>> START Data for this task
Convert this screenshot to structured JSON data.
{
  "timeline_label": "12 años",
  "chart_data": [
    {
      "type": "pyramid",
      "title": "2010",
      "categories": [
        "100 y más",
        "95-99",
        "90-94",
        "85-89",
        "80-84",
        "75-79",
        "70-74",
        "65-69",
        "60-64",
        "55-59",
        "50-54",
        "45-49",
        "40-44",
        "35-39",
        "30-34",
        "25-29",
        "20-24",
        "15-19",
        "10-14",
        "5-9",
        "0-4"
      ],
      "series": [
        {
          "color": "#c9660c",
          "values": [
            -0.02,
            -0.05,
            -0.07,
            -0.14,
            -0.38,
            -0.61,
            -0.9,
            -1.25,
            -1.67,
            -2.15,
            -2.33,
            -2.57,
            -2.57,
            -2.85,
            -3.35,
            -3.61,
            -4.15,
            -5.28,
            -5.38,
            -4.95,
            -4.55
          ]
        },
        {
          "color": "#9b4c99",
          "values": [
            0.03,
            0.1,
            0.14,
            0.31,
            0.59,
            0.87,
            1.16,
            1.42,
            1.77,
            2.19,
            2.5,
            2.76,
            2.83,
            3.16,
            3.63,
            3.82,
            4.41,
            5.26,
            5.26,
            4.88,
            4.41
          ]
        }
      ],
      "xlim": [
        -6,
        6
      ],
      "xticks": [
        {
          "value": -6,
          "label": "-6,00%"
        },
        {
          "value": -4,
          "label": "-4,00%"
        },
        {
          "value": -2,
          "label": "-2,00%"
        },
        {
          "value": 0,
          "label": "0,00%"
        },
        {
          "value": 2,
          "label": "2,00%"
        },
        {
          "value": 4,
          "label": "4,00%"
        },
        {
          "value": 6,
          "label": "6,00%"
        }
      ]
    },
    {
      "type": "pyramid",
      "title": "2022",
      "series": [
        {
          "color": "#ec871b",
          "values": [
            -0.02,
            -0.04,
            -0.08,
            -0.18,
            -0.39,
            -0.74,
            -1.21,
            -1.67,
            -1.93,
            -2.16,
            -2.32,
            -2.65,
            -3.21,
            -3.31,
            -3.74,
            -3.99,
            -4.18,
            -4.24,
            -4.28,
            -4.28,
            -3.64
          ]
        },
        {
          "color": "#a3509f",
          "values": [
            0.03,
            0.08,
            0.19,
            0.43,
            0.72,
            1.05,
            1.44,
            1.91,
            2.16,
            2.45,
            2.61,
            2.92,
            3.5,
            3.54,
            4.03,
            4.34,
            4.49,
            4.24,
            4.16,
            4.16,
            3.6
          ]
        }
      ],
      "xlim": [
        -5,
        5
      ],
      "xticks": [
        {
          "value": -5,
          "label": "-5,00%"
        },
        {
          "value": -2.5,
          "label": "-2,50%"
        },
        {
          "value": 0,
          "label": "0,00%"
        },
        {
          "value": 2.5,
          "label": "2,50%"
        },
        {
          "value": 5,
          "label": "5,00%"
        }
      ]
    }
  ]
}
>> END Data for this task
_Instruction_
Every record should be repeated exactly; please leave none out.

_Right answer_
Convert this screenshot to structured JSON data.
{
  "timeline_label": "12 años",
  "chart_data": [
    {
      "type": "pyramid",
      "title": "2010",
      "categories": [
        "100 y más",
        "95-99",
        "90-94",
        "85-89",
        "80-84",
        "75-79",
        "70-74",
        "65-69",
        "60-64",
        "55-59",
        "50-54",
        "45-49",
        "40-44",
        "35-39",
        "30-34",
        "25-29",
        "20-24",
        "15-19",
        "10-14",
        "5-9",
        "0-4"
      ],
      "series": [
        {
          "color": "#c9660c",
          "values": [
            -0.02,
            -0.05,
            -0.07,
            -0.14,
            -0.38,
            -0.61,
            -0.9,
            -1.25,
            -1.67,
            -2.15,
            -2.33,
            -2.57,
            -2.57,
            -2.85,
            -3.35,
            -3.61,
            -4.15,
            -5.28,
            -5.38,
            -4.95,
            -4.55
          ]
        },
        {
          "color": "#9b4c99",
          "values": [
            0.03,
            0.1,
            0.14,
            0.31,
            0.59,
            0.87,
            1.16,
            1.42,
            1.77,
            2.19,
            2.5,
            2.76,
            2.83,
            3.16,
            3.63,
            3.82,
            4.41,
            5.26,
            5.26,
            4.88,
            4.41
          ]
        }
      ],
      "xlim": [
        -6,
        6
      ],
      "xticks": [
        {
          "value": -6,
          "label": "-6,00%"
        },
        {
          "value": -4,
          "label": "-4,00%"
        },
        {
          "value": -2,
          "label": "-2,00%"
        },
        {
          "value": 0,
          "label": "0,00%"
        },
        {
          "value": 2,
          "label": "2,00%"
        },
        {
          "value": 4,
          "label": "4,00%"
        },
        {
          "value": 6,
          "label": "6,00%"
        }
      ]
    },
    {
      "type": "pyramid",
      "title": "2022",
      "series": [
        {
          "color": "#ec871b",
          "values": [
            -0.02,
            -0.04,
            -0.08,
            -0.18,
            -0.39,
            -0.74,
            -1.21,
            -1.67,
            -1.93,
            -2.16,
            -2.32,
            -2.65,
            -3.21,
            -3.31,
            -3.74,
            -3.99,
            -4.18,
            -4.24,
            -4.28,
            -4.28,
            -3.64
          ]
        },
        {
          "color": "#a3509f",
          "values": [
            0.03,
            0.08,
            0.19,
            0.43,
            0.72,
            1.05,
            1.44,
            1.91,
            2.16,
            2.45,
            2.61,
            2.92,
            3.5,
            3.54,
            4.03,
            4.34,
            4.49,
            4.24,
            4.16,
            4.16,
            3.6
          ]
        }
      ],
      "xlim": [
        -5,
        5
      ],
      "xticks": [
        {
          "value": -5,
          "label": "-5,00%"
        },
        {
          "value": -2.5,
          "label": "-2,50%"
        },
        {
          "value": 0,
          "label": "0,00%"
        },
        {
          "value": 2.5,
          "label": "2,50%"
        },
        {
          "value": 5,
          "label": "5,00%"
        }
      ]
    }
  ]
}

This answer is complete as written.